WHAT YOU ARE ASKED TO DO - Where does the string "chevron" appear in the records? Copy every line that contains it.

STORED ROWS -
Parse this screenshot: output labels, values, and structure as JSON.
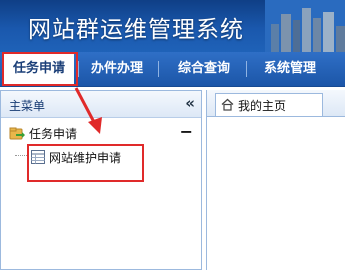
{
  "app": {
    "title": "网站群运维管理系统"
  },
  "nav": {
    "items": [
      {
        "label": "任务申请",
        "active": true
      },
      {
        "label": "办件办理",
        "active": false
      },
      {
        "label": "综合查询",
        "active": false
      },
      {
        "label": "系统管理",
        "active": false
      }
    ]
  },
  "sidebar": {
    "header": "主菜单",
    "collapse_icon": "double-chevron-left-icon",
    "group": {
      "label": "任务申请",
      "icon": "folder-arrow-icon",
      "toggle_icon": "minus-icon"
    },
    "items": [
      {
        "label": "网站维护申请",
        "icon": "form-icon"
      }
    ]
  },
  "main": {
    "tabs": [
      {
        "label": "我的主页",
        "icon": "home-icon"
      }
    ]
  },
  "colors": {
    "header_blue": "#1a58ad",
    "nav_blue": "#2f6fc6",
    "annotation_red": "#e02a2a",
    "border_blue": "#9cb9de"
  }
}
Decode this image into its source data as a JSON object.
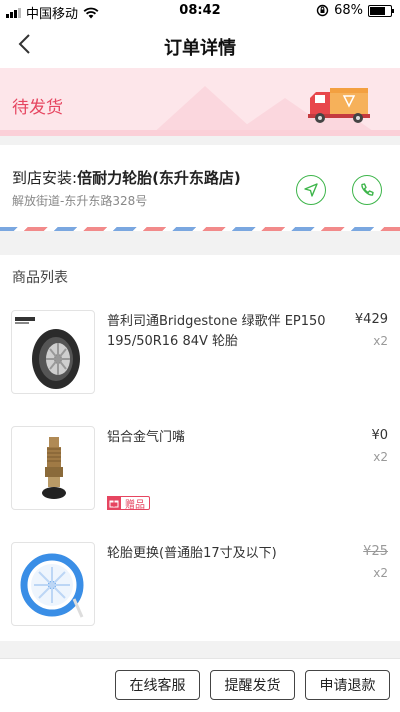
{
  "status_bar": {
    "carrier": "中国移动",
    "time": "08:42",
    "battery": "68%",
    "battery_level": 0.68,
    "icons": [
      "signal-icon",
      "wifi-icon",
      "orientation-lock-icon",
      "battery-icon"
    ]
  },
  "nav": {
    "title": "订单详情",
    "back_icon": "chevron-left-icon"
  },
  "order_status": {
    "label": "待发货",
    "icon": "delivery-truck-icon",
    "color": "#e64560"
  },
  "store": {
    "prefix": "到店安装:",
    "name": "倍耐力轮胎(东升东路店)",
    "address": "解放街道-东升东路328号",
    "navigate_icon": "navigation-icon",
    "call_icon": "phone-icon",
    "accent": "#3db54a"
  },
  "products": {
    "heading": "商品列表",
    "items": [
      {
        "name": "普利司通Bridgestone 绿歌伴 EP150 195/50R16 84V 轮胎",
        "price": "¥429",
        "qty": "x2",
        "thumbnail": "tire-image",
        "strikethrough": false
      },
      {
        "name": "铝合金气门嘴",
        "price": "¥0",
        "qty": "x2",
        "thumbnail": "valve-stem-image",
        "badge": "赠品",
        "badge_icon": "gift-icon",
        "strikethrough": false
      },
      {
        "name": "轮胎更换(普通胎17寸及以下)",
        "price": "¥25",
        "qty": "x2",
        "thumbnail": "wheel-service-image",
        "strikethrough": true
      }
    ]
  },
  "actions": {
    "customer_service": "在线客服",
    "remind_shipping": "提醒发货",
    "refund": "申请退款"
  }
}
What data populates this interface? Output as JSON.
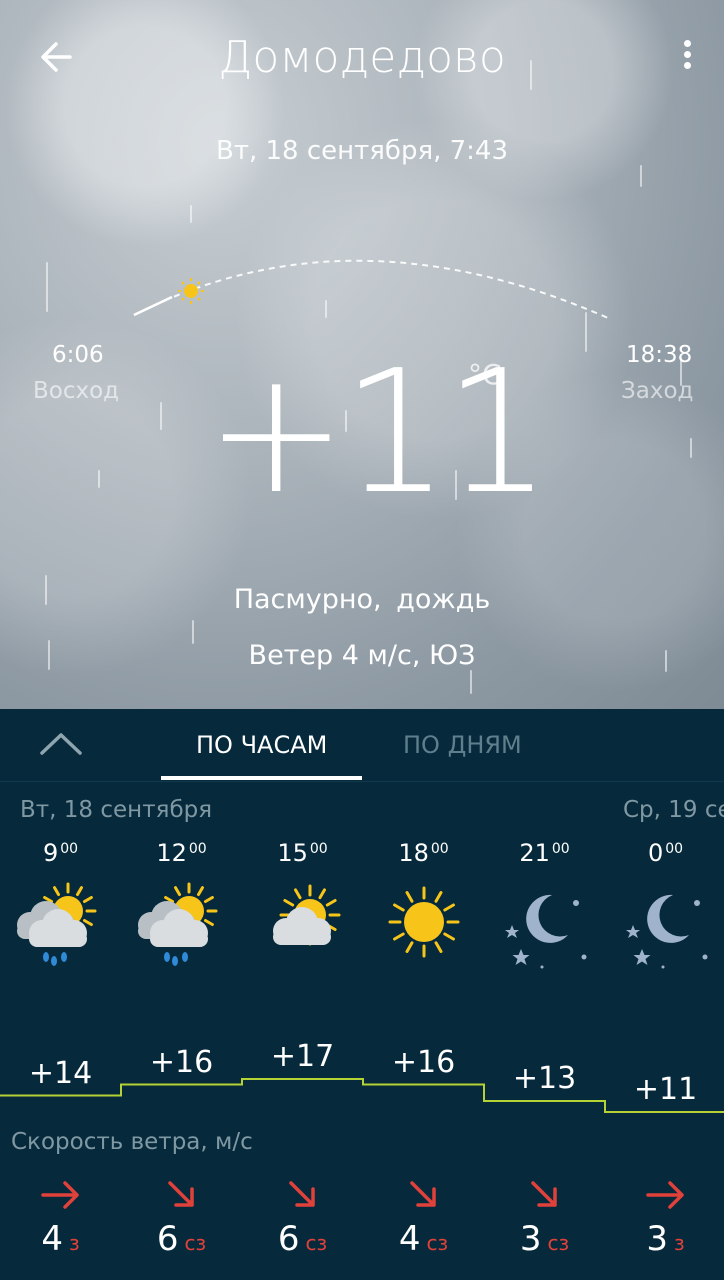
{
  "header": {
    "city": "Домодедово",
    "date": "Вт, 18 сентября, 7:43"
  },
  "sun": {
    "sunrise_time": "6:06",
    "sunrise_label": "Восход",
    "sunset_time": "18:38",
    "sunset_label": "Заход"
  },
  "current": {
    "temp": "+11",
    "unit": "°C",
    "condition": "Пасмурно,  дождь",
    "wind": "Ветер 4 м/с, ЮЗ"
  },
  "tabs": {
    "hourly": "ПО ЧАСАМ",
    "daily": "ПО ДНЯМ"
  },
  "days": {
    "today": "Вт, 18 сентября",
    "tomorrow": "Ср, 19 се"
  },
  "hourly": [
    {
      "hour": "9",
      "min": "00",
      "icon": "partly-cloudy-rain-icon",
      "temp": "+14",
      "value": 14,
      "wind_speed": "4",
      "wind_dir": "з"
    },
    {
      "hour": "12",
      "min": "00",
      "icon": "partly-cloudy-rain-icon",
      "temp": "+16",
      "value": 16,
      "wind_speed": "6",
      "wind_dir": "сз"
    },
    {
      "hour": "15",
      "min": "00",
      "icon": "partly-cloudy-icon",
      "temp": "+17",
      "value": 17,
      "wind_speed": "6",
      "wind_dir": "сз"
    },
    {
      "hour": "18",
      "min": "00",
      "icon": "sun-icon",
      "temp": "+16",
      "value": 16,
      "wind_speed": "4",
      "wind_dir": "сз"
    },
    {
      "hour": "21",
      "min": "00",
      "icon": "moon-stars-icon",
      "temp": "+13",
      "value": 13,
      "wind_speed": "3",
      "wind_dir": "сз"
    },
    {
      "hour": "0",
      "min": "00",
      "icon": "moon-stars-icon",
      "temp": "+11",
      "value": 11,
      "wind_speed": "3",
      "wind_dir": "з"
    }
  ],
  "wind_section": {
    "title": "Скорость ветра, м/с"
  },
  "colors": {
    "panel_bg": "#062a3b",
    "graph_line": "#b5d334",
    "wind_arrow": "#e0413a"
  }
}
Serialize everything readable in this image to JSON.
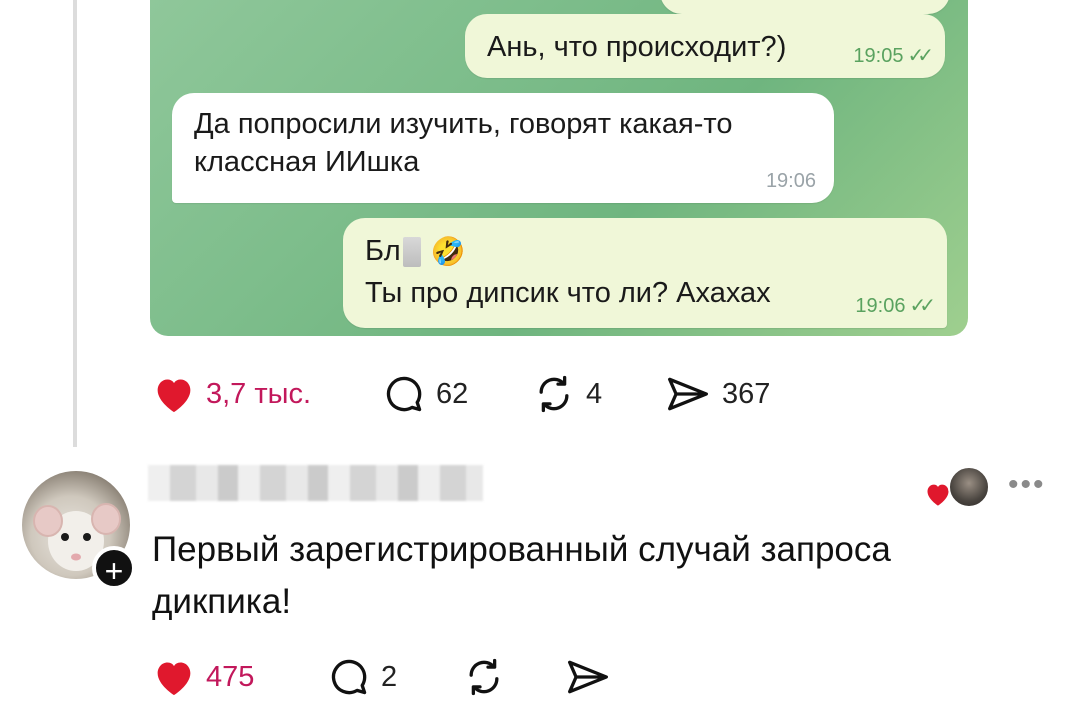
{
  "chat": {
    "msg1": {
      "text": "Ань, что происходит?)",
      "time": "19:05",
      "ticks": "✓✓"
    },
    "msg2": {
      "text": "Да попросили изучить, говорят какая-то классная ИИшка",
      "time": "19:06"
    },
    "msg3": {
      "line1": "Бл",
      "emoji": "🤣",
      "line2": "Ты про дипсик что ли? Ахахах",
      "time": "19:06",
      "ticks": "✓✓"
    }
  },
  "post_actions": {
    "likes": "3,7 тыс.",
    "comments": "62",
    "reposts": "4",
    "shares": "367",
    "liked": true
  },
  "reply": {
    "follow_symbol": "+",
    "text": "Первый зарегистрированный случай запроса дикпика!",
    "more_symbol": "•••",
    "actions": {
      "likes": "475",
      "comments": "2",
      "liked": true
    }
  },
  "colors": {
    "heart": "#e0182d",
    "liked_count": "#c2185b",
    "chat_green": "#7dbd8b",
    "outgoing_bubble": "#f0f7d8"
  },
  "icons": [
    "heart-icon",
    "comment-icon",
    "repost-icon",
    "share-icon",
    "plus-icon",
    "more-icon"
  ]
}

OUTPUT FOR THIS EXERCISE -
    "collapse_icon": "double-chevron-left-icon",
    "back_icon": "chevron-left-icon"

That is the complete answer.